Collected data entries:
::::

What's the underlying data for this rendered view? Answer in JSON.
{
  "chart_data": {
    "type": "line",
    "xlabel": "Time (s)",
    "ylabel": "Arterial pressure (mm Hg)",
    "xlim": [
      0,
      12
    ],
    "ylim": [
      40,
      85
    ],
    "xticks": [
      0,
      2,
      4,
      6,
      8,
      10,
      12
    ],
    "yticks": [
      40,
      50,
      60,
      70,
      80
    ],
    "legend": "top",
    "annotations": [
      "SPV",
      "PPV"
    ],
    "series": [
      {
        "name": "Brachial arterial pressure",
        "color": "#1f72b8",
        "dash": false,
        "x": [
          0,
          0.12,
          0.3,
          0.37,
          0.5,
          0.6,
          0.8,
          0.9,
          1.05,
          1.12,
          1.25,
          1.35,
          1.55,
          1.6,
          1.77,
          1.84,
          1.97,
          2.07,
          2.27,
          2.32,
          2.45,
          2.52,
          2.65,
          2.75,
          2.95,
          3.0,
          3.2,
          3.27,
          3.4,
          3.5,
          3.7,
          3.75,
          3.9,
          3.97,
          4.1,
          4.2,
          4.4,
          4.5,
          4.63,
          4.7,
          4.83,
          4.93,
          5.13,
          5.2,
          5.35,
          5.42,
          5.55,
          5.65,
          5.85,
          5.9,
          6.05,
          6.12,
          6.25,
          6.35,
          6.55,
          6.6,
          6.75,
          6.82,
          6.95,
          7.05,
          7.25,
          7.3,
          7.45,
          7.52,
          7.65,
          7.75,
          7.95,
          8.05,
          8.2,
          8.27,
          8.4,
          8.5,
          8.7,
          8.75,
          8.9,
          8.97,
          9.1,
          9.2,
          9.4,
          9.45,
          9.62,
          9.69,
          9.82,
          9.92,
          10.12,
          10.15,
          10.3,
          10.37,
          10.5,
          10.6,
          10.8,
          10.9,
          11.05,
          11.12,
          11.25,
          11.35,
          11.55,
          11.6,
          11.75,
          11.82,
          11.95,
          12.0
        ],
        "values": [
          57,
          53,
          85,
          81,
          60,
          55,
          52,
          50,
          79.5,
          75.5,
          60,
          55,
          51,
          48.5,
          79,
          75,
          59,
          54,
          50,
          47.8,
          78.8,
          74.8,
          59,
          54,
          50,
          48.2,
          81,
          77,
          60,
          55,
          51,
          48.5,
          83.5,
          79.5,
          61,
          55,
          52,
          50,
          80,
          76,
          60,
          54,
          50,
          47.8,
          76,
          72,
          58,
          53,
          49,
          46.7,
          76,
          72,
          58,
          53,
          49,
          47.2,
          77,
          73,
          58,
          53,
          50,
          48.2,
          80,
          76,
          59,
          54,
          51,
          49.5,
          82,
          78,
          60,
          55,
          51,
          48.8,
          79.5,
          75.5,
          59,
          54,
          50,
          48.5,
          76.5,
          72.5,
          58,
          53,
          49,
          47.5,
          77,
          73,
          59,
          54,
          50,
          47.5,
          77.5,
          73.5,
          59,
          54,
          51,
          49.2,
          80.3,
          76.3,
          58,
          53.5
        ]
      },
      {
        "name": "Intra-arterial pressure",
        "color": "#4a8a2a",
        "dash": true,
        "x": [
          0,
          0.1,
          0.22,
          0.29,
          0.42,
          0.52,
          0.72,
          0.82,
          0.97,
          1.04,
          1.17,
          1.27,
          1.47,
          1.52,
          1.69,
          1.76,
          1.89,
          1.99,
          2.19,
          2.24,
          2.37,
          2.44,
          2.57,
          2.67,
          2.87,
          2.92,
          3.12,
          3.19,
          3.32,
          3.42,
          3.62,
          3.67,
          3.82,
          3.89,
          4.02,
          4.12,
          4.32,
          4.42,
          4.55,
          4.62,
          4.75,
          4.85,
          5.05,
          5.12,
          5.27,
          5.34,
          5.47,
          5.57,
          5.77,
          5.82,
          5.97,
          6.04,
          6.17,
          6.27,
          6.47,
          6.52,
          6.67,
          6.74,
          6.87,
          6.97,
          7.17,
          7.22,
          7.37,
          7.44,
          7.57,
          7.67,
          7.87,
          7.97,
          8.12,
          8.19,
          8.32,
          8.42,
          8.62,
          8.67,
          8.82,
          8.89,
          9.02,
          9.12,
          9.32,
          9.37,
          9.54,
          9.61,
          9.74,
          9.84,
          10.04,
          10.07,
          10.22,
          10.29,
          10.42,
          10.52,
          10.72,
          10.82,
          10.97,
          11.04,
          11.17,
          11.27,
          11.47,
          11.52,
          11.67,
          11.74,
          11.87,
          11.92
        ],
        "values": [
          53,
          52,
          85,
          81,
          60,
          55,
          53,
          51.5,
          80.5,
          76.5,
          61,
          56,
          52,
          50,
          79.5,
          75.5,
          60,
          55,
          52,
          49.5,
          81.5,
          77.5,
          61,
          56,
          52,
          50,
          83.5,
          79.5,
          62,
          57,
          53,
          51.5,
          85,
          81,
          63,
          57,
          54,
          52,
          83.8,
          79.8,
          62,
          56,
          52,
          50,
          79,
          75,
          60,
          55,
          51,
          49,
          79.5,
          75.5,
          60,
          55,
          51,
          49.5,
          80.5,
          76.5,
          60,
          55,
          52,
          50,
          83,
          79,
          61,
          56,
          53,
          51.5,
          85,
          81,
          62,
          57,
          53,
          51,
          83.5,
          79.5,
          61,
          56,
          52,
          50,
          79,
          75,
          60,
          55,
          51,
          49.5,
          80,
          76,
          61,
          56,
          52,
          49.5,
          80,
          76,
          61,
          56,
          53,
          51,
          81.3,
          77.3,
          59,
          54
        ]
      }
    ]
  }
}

::::

### WHAT YOU HAVE TO DO
Report the number of lines in the entries above that include the word "pressure" and add nothing to it.

### FINISHED EXERCISE
3